### Problem description
With every mark kept, transcribe all of the records.

(Dataset rows for document pages)
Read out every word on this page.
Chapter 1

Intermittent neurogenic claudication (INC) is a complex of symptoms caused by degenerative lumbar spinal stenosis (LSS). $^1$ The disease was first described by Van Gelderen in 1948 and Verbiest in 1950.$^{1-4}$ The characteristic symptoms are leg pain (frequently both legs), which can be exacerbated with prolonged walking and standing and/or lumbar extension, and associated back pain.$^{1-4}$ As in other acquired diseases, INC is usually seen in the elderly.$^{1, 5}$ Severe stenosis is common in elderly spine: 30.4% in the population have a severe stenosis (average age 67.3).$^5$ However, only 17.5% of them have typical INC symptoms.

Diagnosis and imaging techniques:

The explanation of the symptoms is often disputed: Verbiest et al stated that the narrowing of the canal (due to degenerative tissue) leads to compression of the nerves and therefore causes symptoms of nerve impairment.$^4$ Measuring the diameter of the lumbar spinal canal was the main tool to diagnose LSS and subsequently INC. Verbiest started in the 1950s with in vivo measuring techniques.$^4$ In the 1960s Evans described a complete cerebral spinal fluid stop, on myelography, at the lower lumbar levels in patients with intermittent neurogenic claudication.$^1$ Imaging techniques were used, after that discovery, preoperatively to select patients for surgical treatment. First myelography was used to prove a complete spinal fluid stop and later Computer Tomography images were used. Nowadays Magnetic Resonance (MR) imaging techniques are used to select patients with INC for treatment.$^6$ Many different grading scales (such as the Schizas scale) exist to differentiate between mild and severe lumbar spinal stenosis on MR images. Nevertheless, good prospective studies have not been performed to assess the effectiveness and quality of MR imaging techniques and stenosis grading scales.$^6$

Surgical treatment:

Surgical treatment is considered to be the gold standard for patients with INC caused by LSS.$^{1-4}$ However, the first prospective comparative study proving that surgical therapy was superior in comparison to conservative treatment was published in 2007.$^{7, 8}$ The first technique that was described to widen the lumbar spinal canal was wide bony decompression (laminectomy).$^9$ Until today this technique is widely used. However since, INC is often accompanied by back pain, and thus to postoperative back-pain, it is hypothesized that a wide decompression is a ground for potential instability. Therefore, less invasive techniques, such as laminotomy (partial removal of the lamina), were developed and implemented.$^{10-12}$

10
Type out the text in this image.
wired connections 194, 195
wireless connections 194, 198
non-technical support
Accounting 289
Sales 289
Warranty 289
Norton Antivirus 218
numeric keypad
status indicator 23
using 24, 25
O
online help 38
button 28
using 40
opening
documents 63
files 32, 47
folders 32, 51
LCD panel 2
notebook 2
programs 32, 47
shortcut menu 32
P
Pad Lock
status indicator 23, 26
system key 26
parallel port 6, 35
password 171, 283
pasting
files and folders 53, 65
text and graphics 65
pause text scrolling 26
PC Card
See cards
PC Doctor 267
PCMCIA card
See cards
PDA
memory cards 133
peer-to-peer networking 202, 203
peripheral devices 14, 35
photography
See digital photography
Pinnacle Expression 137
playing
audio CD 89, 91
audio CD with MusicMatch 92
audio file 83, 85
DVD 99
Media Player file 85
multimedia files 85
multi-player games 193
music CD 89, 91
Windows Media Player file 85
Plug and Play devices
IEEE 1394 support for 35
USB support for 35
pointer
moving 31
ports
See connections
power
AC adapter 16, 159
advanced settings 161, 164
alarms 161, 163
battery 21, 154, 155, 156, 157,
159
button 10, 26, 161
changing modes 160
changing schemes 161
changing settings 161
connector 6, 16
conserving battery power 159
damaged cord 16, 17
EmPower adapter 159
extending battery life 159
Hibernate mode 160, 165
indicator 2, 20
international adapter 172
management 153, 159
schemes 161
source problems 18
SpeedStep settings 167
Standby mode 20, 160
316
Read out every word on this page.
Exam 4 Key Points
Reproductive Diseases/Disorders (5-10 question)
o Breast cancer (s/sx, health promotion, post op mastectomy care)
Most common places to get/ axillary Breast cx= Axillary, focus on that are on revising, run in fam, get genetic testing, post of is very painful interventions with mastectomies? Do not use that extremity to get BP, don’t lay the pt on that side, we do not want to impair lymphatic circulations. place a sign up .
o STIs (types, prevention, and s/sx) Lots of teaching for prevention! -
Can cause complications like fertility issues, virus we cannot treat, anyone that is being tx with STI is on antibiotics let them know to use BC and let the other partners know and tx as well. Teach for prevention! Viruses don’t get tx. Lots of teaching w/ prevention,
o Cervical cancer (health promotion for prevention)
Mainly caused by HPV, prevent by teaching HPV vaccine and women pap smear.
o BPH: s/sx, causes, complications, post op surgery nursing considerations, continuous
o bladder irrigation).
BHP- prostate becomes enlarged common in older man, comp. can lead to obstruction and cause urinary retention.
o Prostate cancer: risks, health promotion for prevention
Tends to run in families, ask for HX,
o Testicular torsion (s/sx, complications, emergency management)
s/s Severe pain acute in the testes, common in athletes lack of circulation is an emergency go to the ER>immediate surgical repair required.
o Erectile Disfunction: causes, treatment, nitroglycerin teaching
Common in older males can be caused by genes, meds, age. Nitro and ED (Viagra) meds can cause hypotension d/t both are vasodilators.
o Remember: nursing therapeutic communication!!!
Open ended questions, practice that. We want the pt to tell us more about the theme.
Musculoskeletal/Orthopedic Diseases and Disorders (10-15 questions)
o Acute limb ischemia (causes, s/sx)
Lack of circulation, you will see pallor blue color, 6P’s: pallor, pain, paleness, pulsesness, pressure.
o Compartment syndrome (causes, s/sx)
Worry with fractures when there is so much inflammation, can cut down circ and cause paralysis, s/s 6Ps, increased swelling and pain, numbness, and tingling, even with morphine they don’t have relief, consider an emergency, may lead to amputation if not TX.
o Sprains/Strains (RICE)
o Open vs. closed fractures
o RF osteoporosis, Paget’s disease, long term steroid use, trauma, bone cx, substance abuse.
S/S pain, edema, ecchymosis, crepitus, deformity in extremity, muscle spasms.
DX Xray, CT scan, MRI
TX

### Task output
Read out every word on this page.
Chapter 1

Intermittent neurogenic claudication (INC) is a complex of symptoms caused by degenerative lumbar spinal stenosis (LSS). $^1$ The disease was first described by Van Gelderen in 1948 and Verbiest in 1950.$^{1-4}$ The characteristic symptoms are leg pain (frequently both legs), which can be exacerbated with prolonged walking and standing and/or lumbar extension, and associated back pain.$^{1-4}$ As in other acquired diseases, INC is usually seen in the elderly.$^{1, 5}$ Severe stenosis is common in elderly spine: 30.4% in the population have a severe stenosis (average age 67.3).$^5$ However, only 17.5% of them have typical INC symptoms.

Diagnosis and imaging techniques:

The explanation of the symptoms is often disputed: Verbiest et al stated that the narrowing of the canal (due to degenerative tissue) leads to compression of the nerves and therefore causes symptoms of nerve impairment.$^4$ Measuring the diameter of the lumbar spinal canal was the main tool to diagnose LSS and subsequently INC. Verbiest started in the 1950s with in vivo measuring techniques.$^4$ In the 1960s Evans described a complete cerebral spinal fluid stop, on myelography, at the lower lumbar levels in patients with intermittent neurogenic claudication.$^1$ Imaging techniques were used, after that discovery, preoperatively to select patients for surgical treatment. First myelography was used to prove a complete spinal fluid stop and later Computer Tomography images were used. Nowadays Magnetic Resonance (MR) imaging techniques are used to select patients with INC for treatment.$^6$ Many different grading scales (such as the Schizas scale) exist to differentiate between mild and severe lumbar spinal stenosis on MR images. Nevertheless, good prospective studies have not been performed to assess the effectiveness and quality of MR imaging techniques and stenosis grading scales.$^6$

Surgical treatment:

Surgical treatment is considered to be the gold standard for patients with INC caused by LSS.$^{1-4}$ However, the first prospective comparative study proving that surgical therapy was superior in comparison to conservative treatment was published in 2007.$^{7, 8}$ The first technique that was described to widen the lumbar spinal canal was wide bony decompression (laminectomy).$^9$ Until today this technique is widely used. However since, INC is often accompanied by back pain, and thus to postoperative back-pain, it is hypothesized that a wide decompression is a ground for potential instability. Therefore, less invasive techniques, such as laminotomy (partial removal of the lamina), were developed and implemented.$^{10-12}$

10
Type out the text in this image.
wired connections 194, 195
wireless connections 194, 198
non-technical support
Accounting 289
Sales 289
Warranty 289
Norton Antivirus 218
numeric keypad
status indicator 23
using 24, 25
O
online help 38
button 28
using 40
opening
documents 63
files 32, 47
folders 32, 51
LCD panel 2
notebook 2
programs 32, 47
shortcut menu 32
P
Pad Lock
status indicator 23, 26
system key 26
parallel port 6, 35
password 171, 283
pasting
files and folders 53, 65
text and graphics 65
pause text scrolling 26
PC Card
See cards
PC Doctor 267
PCMCIA card
See cards
PDA
memory cards 133
peer-to-peer networking 202, 203
peripheral devices 14, 35
photography
See digital photography
Pinnacle Expression 137
playing
audio CD 89, 91
audio CD with MusicMatch 92
audio file 83, 85
DVD 99
Media Player file 85
multimedia files 85
multi-player games 193
music CD 89, 91
Windows Media Player file 85
Plug and Play devices
IEEE 1394 support for 35
USB support for 35
pointer
moving 31
ports
See connections
power
AC adapter 16, 159
advanced settings 161, 164
alarms 161, 163
battery 21, 154, 155, 156, 157,
159
button 10, 26, 161
changing modes 160
changing schemes 161
changing settings 161
connector 6, 16
conserving battery power 159
damaged cord 16, 17
EmPower adapter 159
extending battery life 159
Hibernate mode 160, 165
indicator 2, 20
international adapter 172
management 153, 159
schemes 161
source problems 18
SpeedStep settings 167
Standby mode 20, 160
316
Read out every word on this page.
Exam 4 Key Points
Reproductive Diseases/Disorders (5-10 question)
o Breast cancer (s/sx, health promotion, post op mastectomy care)
Most common places to get/ axillary Breast cx= Axillary, focus on that are on revising, run in fam, get genetic testing, post of is very painful interventions with mastectomies? Do not use that extremity to get BP, don’t lay the pt on that side, we do not want to impair lymphatic circulations. place a sign up .
o STIs (types, prevention, and s/sx) Lots of teaching for prevention! -
Can cause complications like fertility issues, virus we cannot treat, anyone that is being tx with STI is on antibiotics let them know to use BC and let the other partners know and tx as well. Teach for prevention! Viruses don’t get tx. Lots of teaching w/ prevention,
o Cervical cancer (health promotion for prevention)
Mainly caused by HPV, prevent by teaching HPV vaccine and women pap smear.
o BPH: s/sx, causes, complications, post op surgery nursing considerations, continuous
o bladder irrigation).
BHP- prostate becomes enlarged common in older man, comp. can lead to obstruction and cause urinary retention.
o Prostate cancer: risks, health promotion for prevention
Tends to run in families, ask for HX,
o Testicular torsion (s/sx, complications, emergency management)
s/s Severe pain acute in the testes, common in athletes lack of circulation is an emergency go to the ER>immediate surgical repair required.
o Erectile Disfunction: causes, treatment, nitroglycerin teaching
Common in older males can be caused by genes, meds, age. Nitro and ED (Viagra) meds can cause hypotension d/t both are vasodilators.
o Remember: nursing therapeutic communication!!!
Open ended questions, practice that. We want the pt to tell us more about the theme.
Musculoskeletal/Orthopedic Diseases and Disorders (10-15 questions)
o Acute limb ischemia (causes, s/sx)
Lack of circulation, you will see pallor blue color, 6P’s: pallor, pain, paleness, pulsesness, pressure.
o Compartment syndrome (causes, s/sx)
Worry with fractures when there is so much inflammation, can cut down circ and cause paralysis, s/s 6Ps, increased swelling and pain, numbness, and tingling, even with morphine they don’t have relief, consider an emergency, may lead to amputation if not TX.
o Sprains/Strains (RICE)
o Open vs. closed fractures
o RF osteoporosis, Paget’s disease, long term steroid use, trauma, bone cx, substance abuse.
S/S pain, edema, ecchymosis, crepitus, deformity in extremity, muscle spasms.
DX Xray, CT scan, MRI
TX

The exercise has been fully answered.